# start of Material for the task
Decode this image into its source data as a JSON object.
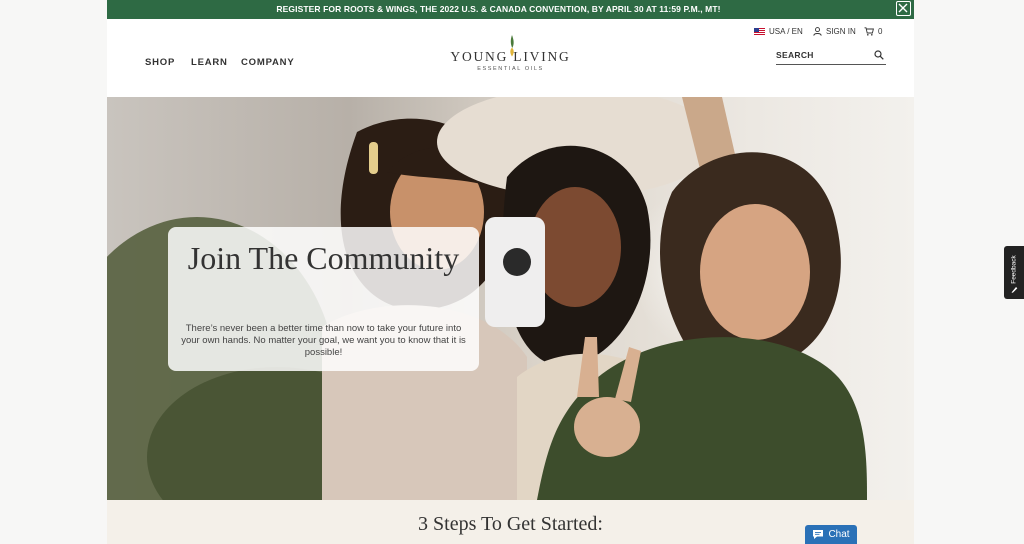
{
  "promo": {
    "text": "REGISTER FOR ROOTS & WINGS, THE 2022 U.S. & CANADA CONVENTION, BY APRIL 30 AT 11:59 P.M., MT!",
    "close_icon": "close-icon"
  },
  "header": {
    "locale": "USA / EN",
    "sign_in": "SIGN IN",
    "cart_count": "0",
    "nav": [
      "SHOP",
      "LEARN",
      "COMPANY"
    ],
    "logo_main": "YOUNG LIVING",
    "logo_sub": "ESSENTIAL OILS",
    "search_placeholder": "SEARCH",
    "icons": [
      "us-flag-icon",
      "user-icon",
      "cart-icon",
      "search-icon",
      "oil-drop-logo-icon"
    ]
  },
  "hero": {
    "title": "Join The Community",
    "body": "There’s never been a better time than now to take your future into your own hands. No matter your goal, we want you to know that it is possible!"
  },
  "steps": {
    "title": "3 Steps To Get Started:"
  },
  "feedback": {
    "label": "Feedback"
  },
  "chat": {
    "label": "Chat"
  },
  "colors": {
    "promo_bar": "#2e6a44",
    "chat_button": "#2a71b7",
    "feedback_tab": "#222222",
    "steps_background": "#f4f0e9"
  }
}
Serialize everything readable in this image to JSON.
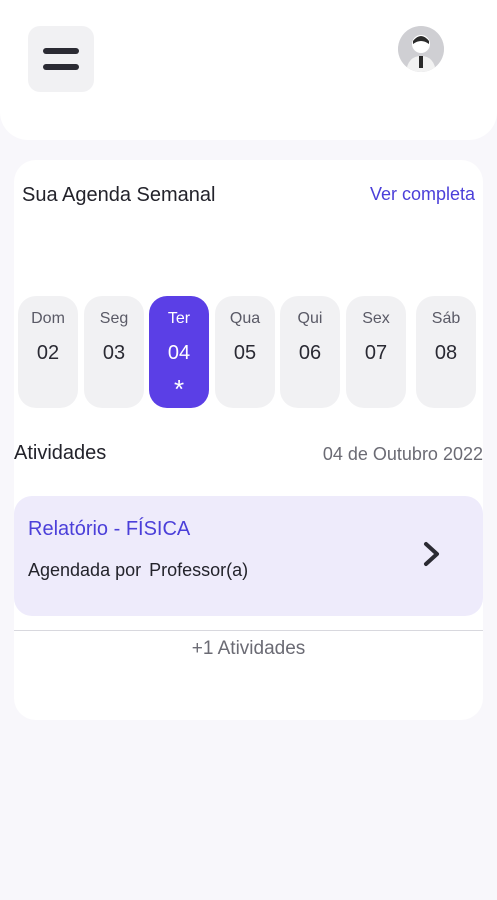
{
  "header": {
    "menu_icon": "hamburger-menu-icon",
    "avatar_icon": "user-avatar"
  },
  "agenda": {
    "title": "Sua Agenda Semanal",
    "link": "Ver completa",
    "days": [
      {
        "name": "Dom",
        "num": "02",
        "active": false
      },
      {
        "name": "Seg",
        "num": "03",
        "active": false
      },
      {
        "name": "Ter",
        "num": "04",
        "active": true,
        "marker": "*"
      },
      {
        "name": "Qua",
        "num": "05",
        "active": false
      },
      {
        "name": "Qui",
        "num": "06",
        "active": false
      },
      {
        "name": "Sex",
        "num": "07",
        "active": false
      },
      {
        "name": "Sáb",
        "num": "08",
        "active": false
      }
    ]
  },
  "activities": {
    "heading": "Atividades",
    "date": "04 de Outubro 2022",
    "items": [
      {
        "title": "Relatório - FÍSICA",
        "label": "Agendada por",
        "value": "Professor(a)"
      }
    ],
    "more": "+1 Atividades"
  },
  "colors": {
    "accent": "#5b3fe6",
    "link": "#4b3fd9",
    "activity_bg": "#eeebfb"
  }
}
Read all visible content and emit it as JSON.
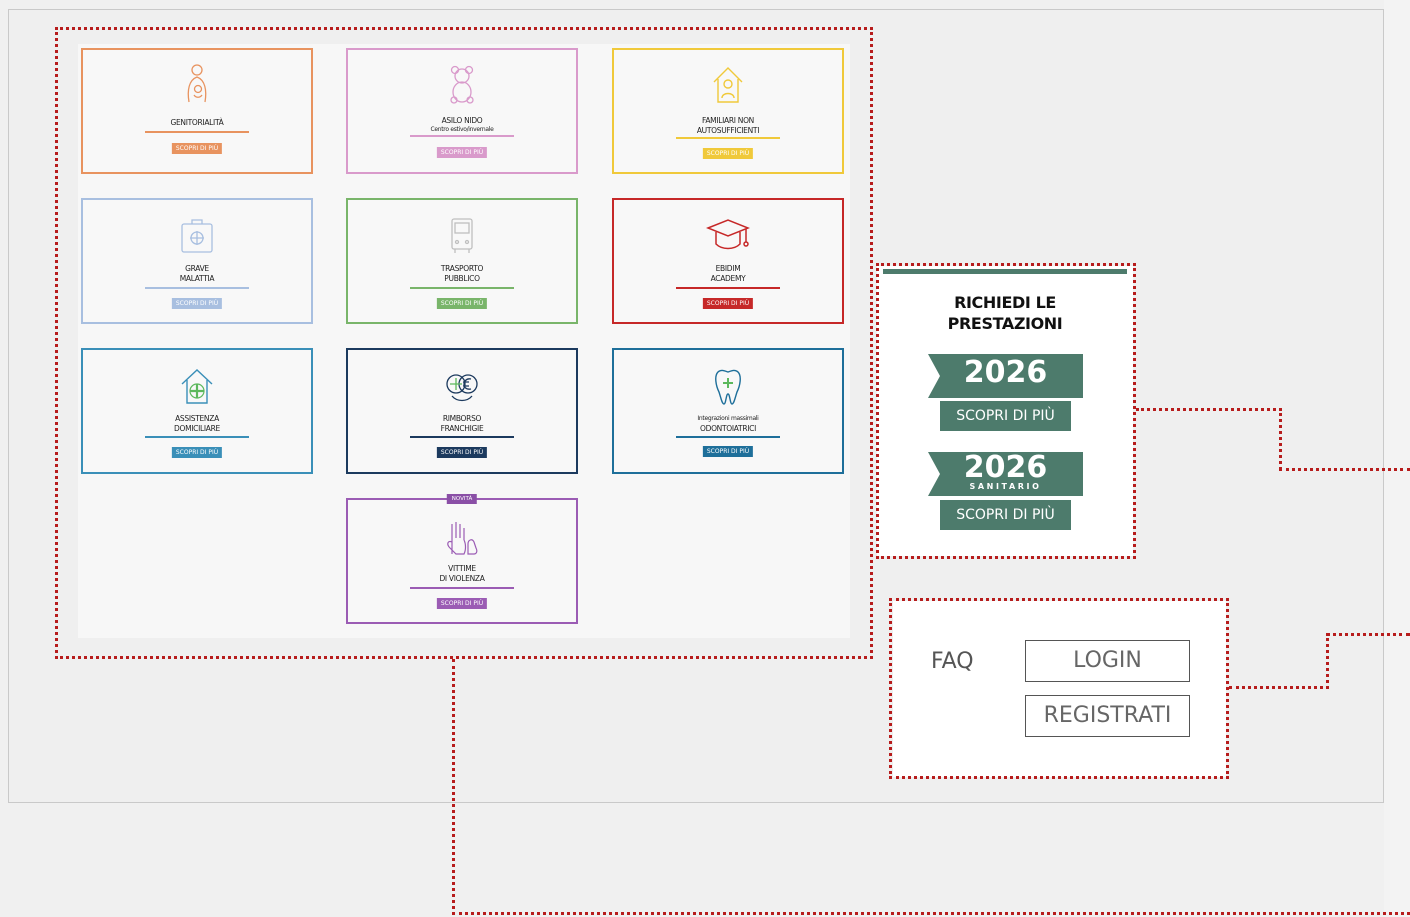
{
  "cards": [
    {
      "title1": "GENITORIALITÀ",
      "title2": "",
      "button": "SCOPRI DI PIÙ",
      "color": "#e8935f",
      "icon": "parent-child-icon"
    },
    {
      "title1": "ASILO NIDO",
      "title2": "Centro estivo/invernale",
      "button": "SCOPRI DI PIÙ",
      "color": "#d99acb",
      "icon": "teddy-bear-icon"
    },
    {
      "title1": "FAMILIARI NON",
      "title2": "AUTOSUFFICIENTI",
      "button": "SCOPRI DI PIÙ",
      "color": "#f0c93a",
      "icon": "house-person-icon"
    },
    {
      "title1": "GRAVE",
      "title2": "MALATTIA",
      "button": "SCOPRI DI PIÙ",
      "color": "#a8bfe0",
      "icon": "medical-kit-icon"
    },
    {
      "title1": "TRASPORTO",
      "title2": "PUBBLICO",
      "button": "SCOPRI DI PIÙ",
      "color": "#79b56a",
      "icon": "bus-icon"
    },
    {
      "title1": "EBIDIM",
      "title2": "ACADEMY",
      "button": "SCOPRI DI PIÙ",
      "color": "#c62828",
      "icon": "graduation-cap-icon"
    },
    {
      "title1": "ASSISTENZA",
      "title2": "DOMICILIARE",
      "button": "SCOPRI DI PIÙ",
      "color": "#3a8fb8",
      "icon": "home-care-icon"
    },
    {
      "title1": "RIMBORSO",
      "title2": "FRANCHIGIE",
      "button": "SCOPRI DI PIÙ",
      "color": "#1c3a5e",
      "icon": "euro-refund-icon"
    },
    {
      "title1": "Integrazioni massimali",
      "title2": "ODONTOIATRICI",
      "button": "SCOPRI DI PIÙ",
      "color": "#1e6f9a",
      "icon": "tooth-icon"
    },
    {
      "title1": "VITTIME",
      "title2": "DI VIOLENZA",
      "button": "SCOPRI DI PIÙ",
      "color": "#9b5cb4",
      "icon": "stop-hand-icon",
      "badge": "NOVITÀ"
    }
  ],
  "richiedi": {
    "line1": "RICHIEDI LE",
    "line2": "PRESTAZIONI",
    "year1": "2026",
    "year2": "2026",
    "year2_sub": "SANITARIO",
    "button1": "SCOPRI DI PIÙ",
    "button2": "SCOPRI DI PIÙ",
    "color": "#4d7b6c"
  },
  "auth": {
    "faq": "FAQ",
    "login": "LOGIN",
    "register": "REGISTRATI"
  },
  "annotation_color": "#b71c1c"
}
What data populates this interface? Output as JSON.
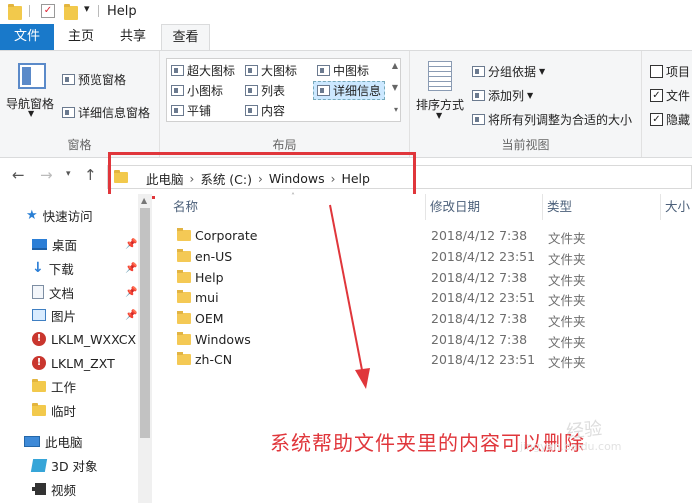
{
  "window": {
    "title": "Help"
  },
  "ribbon": {
    "tabs": [
      "文件",
      "主页",
      "共享",
      "查看"
    ],
    "panes": {
      "label": "窗格",
      "nav_pane": "导航窗格",
      "preview_pane": "预览窗格",
      "details_pane": "详细信息窗格"
    },
    "layout": {
      "label": "布局",
      "options": [
        "超大图标",
        "大图标",
        "中图标",
        "小图标",
        "列表",
        "详细信息",
        "平铺",
        "内容"
      ],
      "selected": "详细信息"
    },
    "current_view": {
      "label": "当前视图",
      "sort_by": "排序方式",
      "group_by": "分组依据",
      "add_columns": "添加列",
      "fit_columns": "将所有列调整为合适的大小"
    },
    "show_hide": {
      "items": [
        "项目",
        "文件",
        "隐藏"
      ],
      "checked": [
        false,
        true,
        true
      ]
    }
  },
  "address": {
    "crumbs": [
      "此电脑",
      "系统 (C:)",
      "Windows",
      "Help"
    ]
  },
  "nav_pane": {
    "items": [
      {
        "label": "快速访问",
        "icon": "star-icon",
        "pinned": false
      },
      {
        "label": "桌面",
        "icon": "desktop-icon",
        "pinned": true
      },
      {
        "label": "下载",
        "icon": "download-icon",
        "pinned": true
      },
      {
        "label": "文档",
        "icon": "document-icon",
        "pinned": true
      },
      {
        "label": "图片",
        "icon": "picture-icon",
        "pinned": true
      },
      {
        "label": "LKLM_WXXCX",
        "icon": "warning-icon",
        "pinned": false
      },
      {
        "label": "LKLM_ZXT",
        "icon": "warning-icon",
        "pinned": false
      },
      {
        "label": "工作",
        "icon": "folder-icon",
        "pinned": false
      },
      {
        "label": "临时",
        "icon": "folder-icon",
        "pinned": false
      },
      {
        "label": "此电脑",
        "icon": "computer-icon",
        "pinned": false
      },
      {
        "label": "3D 对象",
        "icon": "3d-objects-icon",
        "pinned": false
      },
      {
        "label": "视频",
        "icon": "video-icon",
        "pinned": false
      }
    ]
  },
  "file_list": {
    "columns": [
      "名称",
      "修改日期",
      "类型",
      "大小"
    ],
    "rows": [
      {
        "name": "Corporate",
        "date": "2018/4/12 7:38",
        "type": "文件夹"
      },
      {
        "name": "en-US",
        "date": "2018/4/12 23:51",
        "type": "文件夹"
      },
      {
        "name": "Help",
        "date": "2018/4/12 7:38",
        "type": "文件夹"
      },
      {
        "name": "mui",
        "date": "2018/4/12 23:51",
        "type": "文件夹"
      },
      {
        "name": "OEM",
        "date": "2018/4/12 7:38",
        "type": "文件夹"
      },
      {
        "name": "Windows",
        "date": "2018/4/12 7:38",
        "type": "文件夹"
      },
      {
        "name": "zh-CN",
        "date": "2018/4/12 23:51",
        "type": "文件夹"
      }
    ]
  },
  "annotation": {
    "text": "系统帮助文件夹里的内容可以删除",
    "color": "#e0363b"
  },
  "colors": {
    "accent": "#1979ca",
    "selection": "#cce8ff",
    "folder": "#f4c955"
  }
}
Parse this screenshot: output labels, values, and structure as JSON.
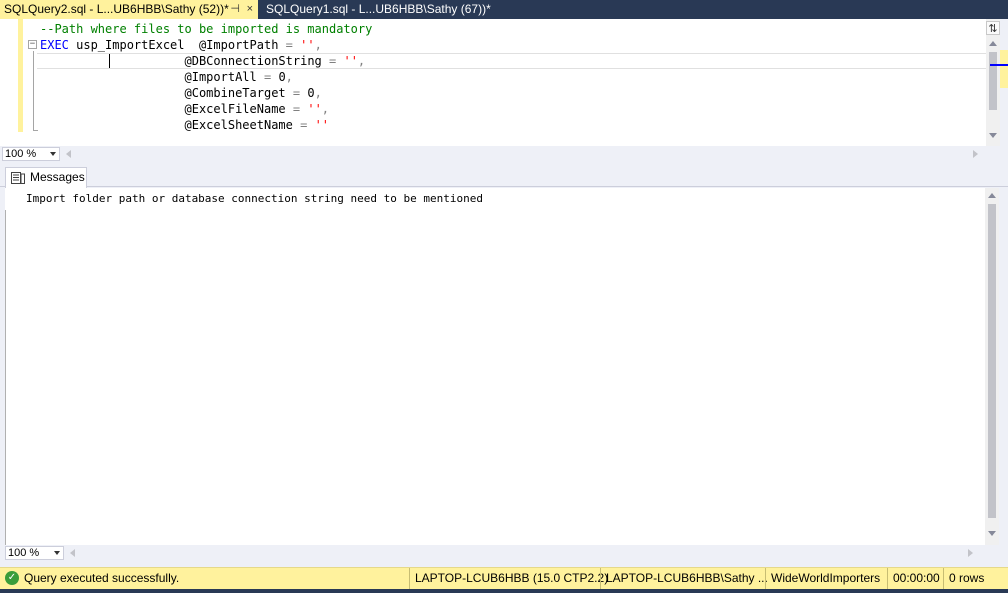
{
  "tabs": [
    {
      "label": "SQLQuery2.sql - L...UB6HBB\\Sathy (52))*",
      "active": true,
      "pin_glyph": "⊣",
      "close_glyph": "×"
    },
    {
      "label": "SQLQuery1.sql - L...UB6HBB\\Sathy (67))*",
      "active": false
    }
  ],
  "editor": {
    "fold_glyph": "−",
    "code": {
      "comment": "--Path where files to be imported is mandatory",
      "exec_kw": "EXEC",
      "proc": " usp_ImportExcel  ",
      "p1": "@ImportPath",
      "p1_op": " = ",
      "p1_val": "''",
      "p1_end": ",",
      "p2": "@DBConnectionString",
      "p2_op": " = ",
      "p2_val": "''",
      "p2_end": ",",
      "p3": "@ImportAll",
      "p3_op": " = ",
      "p3_val": "0",
      "p3_end": ",",
      "p4": "@CombineTarget",
      "p4_op": " = ",
      "p4_val": "0",
      "p4_end": ",",
      "p5": "@ExcelFileName",
      "p5_op": " = ",
      "p5_val": "''",
      "p5_end": ",",
      "p6": "@ExcelSheetName",
      "p6_op": " = ",
      "p6_val": "''"
    },
    "split_glyph": "⇅"
  },
  "zoom_top": "100 %",
  "results": {
    "tab_label": "Messages",
    "message": "Import folder path or database connection string need to be mentioned"
  },
  "zoom_bottom": "100 %",
  "status": {
    "ok_glyph": "✓",
    "text": "Query executed successfully.",
    "server": "LAPTOP-LCUB6HBB (15.0 CTP2.2)",
    "user": "LAPTOP-LCUB6HBB\\Sathy ...",
    "database": "WideWorldImporters",
    "elapsed": "00:00:00",
    "rows": "0 rows"
  },
  "colors": {
    "frame": "#293955",
    "active_tab": "#fff29d",
    "keyword": "#0000ff",
    "comment": "#008000",
    "string": "#ff0000",
    "status_ok": "#3a9d3a"
  }
}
# end of Material for the task
Copy every line above in which the string "JSON" shows up.

**Task result:**
Decode this image into its source data as a JSON object.
Serialize everything readable in this image to JSON.
Read all visible content and emit it as JSON.
What data populates this interface? Output as JSON.
Parse this screenshot: output labels, values, and structure as JSON.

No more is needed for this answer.